--- start PROVIDED DATA ---

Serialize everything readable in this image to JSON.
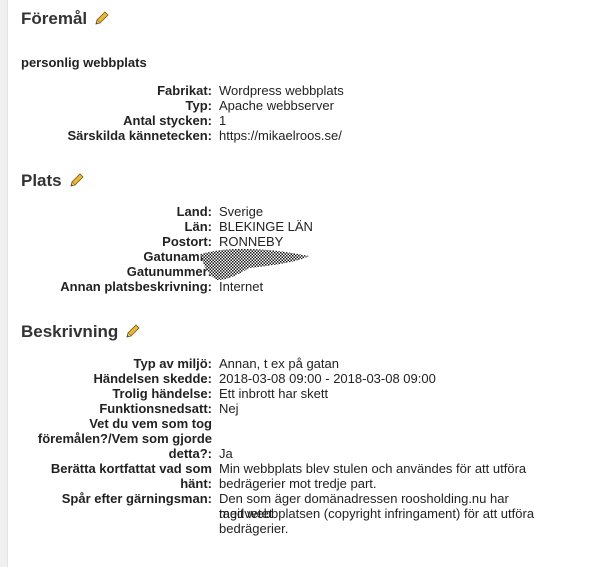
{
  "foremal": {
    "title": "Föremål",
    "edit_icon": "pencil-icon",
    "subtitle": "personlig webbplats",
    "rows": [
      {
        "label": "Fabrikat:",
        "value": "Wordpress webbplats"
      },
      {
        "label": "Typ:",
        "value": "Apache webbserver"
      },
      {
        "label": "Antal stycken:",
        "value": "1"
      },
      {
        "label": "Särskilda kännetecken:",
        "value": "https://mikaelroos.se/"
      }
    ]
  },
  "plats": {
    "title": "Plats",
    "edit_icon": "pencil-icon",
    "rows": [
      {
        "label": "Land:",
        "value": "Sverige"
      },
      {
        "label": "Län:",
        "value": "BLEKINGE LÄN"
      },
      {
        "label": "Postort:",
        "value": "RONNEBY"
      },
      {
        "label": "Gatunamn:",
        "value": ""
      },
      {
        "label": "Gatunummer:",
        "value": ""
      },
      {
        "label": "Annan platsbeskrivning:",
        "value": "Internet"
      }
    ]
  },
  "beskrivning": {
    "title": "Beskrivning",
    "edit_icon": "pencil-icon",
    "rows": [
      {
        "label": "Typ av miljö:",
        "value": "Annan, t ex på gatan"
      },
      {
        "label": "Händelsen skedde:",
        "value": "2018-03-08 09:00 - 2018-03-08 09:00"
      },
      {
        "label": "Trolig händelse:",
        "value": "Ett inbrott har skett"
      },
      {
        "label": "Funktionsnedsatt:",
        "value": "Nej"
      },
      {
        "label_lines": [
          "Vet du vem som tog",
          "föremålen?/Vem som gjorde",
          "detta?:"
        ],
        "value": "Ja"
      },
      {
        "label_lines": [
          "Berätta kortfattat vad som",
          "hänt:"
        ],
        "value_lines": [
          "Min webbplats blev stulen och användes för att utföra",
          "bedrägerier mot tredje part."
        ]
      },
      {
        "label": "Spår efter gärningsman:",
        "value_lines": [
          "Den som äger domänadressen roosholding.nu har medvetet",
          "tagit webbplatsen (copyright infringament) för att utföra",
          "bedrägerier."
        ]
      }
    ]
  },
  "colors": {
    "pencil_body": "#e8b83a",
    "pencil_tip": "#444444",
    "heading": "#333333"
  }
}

--- end PROVIDED DATA ---

Examine the listing and say how many of its lines contain the string "Annan". Give the number alone.

__ANSWER FOR THIS EXERCISE__. 2